● **WRITTEN REQUEST**:
Please transcribe the listing below in full and word for word, without its pictures.
■ ■ ■
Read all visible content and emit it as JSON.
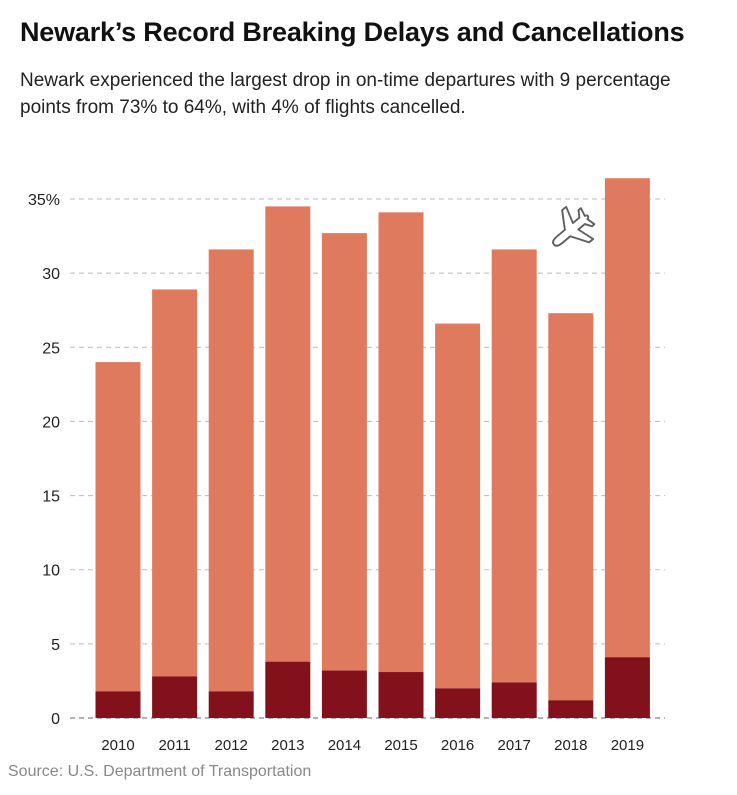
{
  "title": "Newark’s Record Breaking Delays and Cancellations",
  "subtitle": "Newark experienced the largest drop in on-time departures with 9 percentage points from 73% to 64%, with 4% of flights cancelled.",
  "source": "Source: U.S. Department of Transportation",
  "icon": "airplane-icon",
  "colors": {
    "delays": "#E07A5F",
    "cancellations": "#82111C",
    "grid": "#BBBBBB",
    "axis": "#999999"
  },
  "chart_data": {
    "type": "bar",
    "stacked": true,
    "categories": [
      "2010",
      "2011",
      "2012",
      "2013",
      "2014",
      "2015",
      "2016",
      "2017",
      "2018",
      "2019"
    ],
    "series": [
      {
        "values": [
          1.8,
          2.8,
          1.8,
          3.8,
          3.2,
          3.1,
          2.0,
          2.4,
          1.2,
          4.1
        ]
      },
      {
        "values": [
          22.2,
          26.1,
          29.8,
          30.7,
          29.5,
          31.0,
          24.6,
          29.2,
          26.1,
          32.3
        ]
      }
    ],
    "totals": [
      24.0,
      28.9,
      31.6,
      34.5,
      32.7,
      34.1,
      26.6,
      31.6,
      27.3,
      36.4
    ],
    "ylim": [
      0,
      35
    ],
    "yticks": [
      0,
      5,
      10,
      15,
      20,
      25,
      30,
      35
    ],
    "ytick_labels": [
      "0",
      "5",
      "10",
      "15",
      "20",
      "25",
      "30",
      "35%"
    ],
    "grid": true,
    "legend": "none"
  }
}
■ ■ ■
● **SOLUTION FOR THIS PROBLEM**:
Read all visible content and emit it as JSON.
{
  "title": "Newark’s Record Breaking Delays and Cancellations",
  "subtitle": "Newark experienced the largest drop in on-time departures with 9 percentage points from 73% to 64%, with 4% of flights cancelled.",
  "source": "Source: U.S. Department of Transportation",
  "icon": "airplane-icon",
  "colors": {
    "delays": "#E07A5F",
    "cancellations": "#82111C",
    "grid": "#BBBBBB",
    "axis": "#999999"
  },
  "chart_data": {
    "type": "bar",
    "stacked": true,
    "categories": [
      "2010",
      "2011",
      "2012",
      "2013",
      "2014",
      "2015",
      "2016",
      "2017",
      "2018",
      "2019"
    ],
    "series": [
      {
        "values": [
          1.8,
          2.8,
          1.8,
          3.8,
          3.2,
          3.1,
          2.0,
          2.4,
          1.2,
          4.1
        ]
      },
      {
        "values": [
          22.2,
          26.1,
          29.8,
          30.7,
          29.5,
          31.0,
          24.6,
          29.2,
          26.1,
          32.3
        ]
      }
    ],
    "totals": [
      24.0,
      28.9,
      31.6,
      34.5,
      32.7,
      34.1,
      26.6,
      31.6,
      27.3,
      36.4
    ],
    "ylim": [
      0,
      35
    ],
    "yticks": [
      0,
      5,
      10,
      15,
      20,
      25,
      30,
      35
    ],
    "ytick_labels": [
      "0",
      "5",
      "10",
      "15",
      "20",
      "25",
      "30",
      "35%"
    ],
    "grid": true,
    "legend": "none"
  }
}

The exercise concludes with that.